■ Short problem ■
Show, in full, each line of the data that contains "субъектов".
>> Begin Input records
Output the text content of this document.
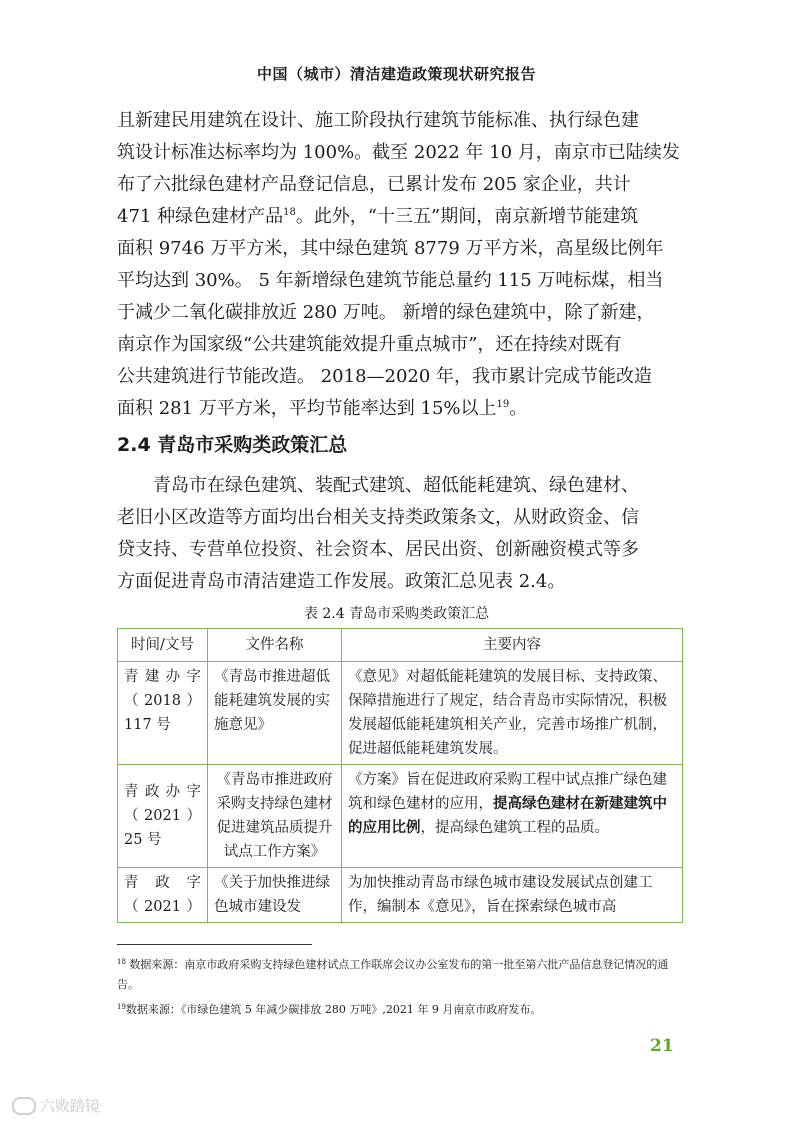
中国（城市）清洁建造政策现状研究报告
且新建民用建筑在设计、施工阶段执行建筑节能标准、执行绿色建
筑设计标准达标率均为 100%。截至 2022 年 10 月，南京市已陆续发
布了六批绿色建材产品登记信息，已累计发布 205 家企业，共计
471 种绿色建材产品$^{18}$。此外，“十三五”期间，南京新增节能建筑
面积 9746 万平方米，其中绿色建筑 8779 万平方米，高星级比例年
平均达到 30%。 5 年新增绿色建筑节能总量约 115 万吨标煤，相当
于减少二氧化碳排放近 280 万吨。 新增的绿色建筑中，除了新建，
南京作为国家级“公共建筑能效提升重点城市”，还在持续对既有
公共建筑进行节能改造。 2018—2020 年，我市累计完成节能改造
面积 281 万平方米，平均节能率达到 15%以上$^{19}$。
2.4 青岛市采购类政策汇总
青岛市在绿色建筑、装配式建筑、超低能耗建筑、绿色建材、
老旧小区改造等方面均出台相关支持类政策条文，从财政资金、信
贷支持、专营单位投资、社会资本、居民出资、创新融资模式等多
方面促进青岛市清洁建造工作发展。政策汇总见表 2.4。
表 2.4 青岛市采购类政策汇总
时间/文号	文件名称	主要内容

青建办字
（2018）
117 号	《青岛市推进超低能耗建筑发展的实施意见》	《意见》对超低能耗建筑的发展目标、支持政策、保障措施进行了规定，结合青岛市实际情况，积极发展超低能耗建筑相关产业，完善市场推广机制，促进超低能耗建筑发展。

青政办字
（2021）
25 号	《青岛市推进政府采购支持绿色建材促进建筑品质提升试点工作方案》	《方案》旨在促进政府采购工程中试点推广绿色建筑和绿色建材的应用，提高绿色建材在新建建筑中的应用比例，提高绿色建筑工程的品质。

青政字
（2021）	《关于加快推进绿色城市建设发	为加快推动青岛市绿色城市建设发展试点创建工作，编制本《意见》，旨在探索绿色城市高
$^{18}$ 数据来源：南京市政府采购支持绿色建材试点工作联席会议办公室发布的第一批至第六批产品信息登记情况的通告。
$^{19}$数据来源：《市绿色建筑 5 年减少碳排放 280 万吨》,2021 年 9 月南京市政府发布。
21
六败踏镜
>> End Input records
>> Begin Input records
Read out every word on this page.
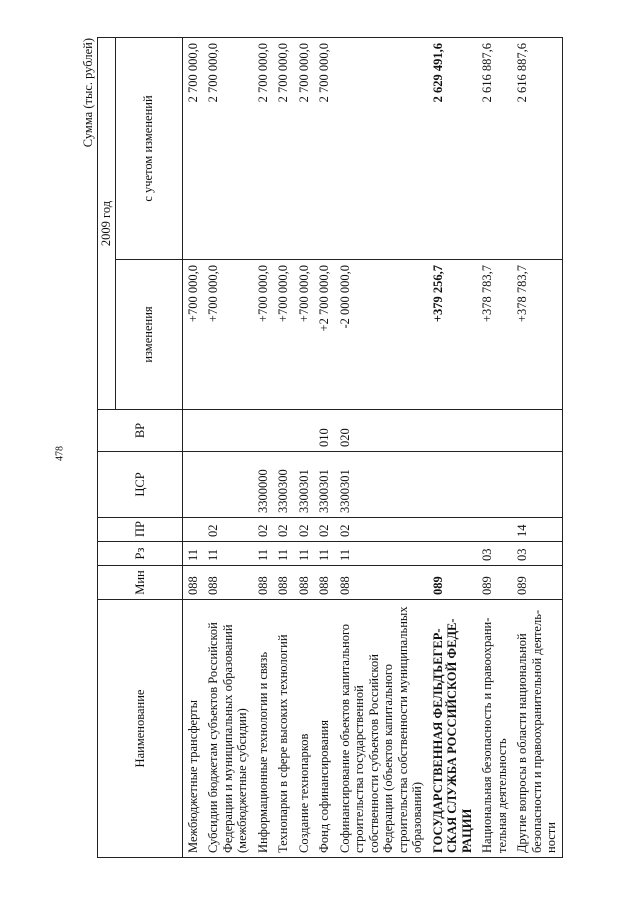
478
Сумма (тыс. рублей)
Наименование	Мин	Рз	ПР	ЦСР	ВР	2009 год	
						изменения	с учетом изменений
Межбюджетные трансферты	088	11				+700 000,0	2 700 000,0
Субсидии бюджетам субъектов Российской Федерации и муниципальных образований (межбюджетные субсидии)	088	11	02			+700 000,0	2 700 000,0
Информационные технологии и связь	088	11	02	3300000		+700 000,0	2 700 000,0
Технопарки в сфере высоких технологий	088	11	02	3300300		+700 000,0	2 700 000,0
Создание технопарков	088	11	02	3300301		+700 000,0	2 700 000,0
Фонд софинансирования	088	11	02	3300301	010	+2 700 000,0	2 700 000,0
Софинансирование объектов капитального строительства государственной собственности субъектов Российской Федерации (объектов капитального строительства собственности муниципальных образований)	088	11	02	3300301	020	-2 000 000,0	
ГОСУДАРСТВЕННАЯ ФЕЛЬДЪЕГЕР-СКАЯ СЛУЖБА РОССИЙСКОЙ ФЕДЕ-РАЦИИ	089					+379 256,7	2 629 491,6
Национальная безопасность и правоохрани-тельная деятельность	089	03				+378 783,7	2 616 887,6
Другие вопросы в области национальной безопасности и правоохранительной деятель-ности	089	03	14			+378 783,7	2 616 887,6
>> End Input records
■ Task response ■
Субсидии бюджетам субъектов Российской Федерации и муниципальных образований (межбюджетные субсидии)	088	11	02			+700 000,0	2 700 000,0
Софинансирование объектов капитального строительства государственной собственности субъектов Российской Федерации (объектов капитального строительства собственности муниципальных образований)	088	11	02	3300301	020	-2 000 000,0	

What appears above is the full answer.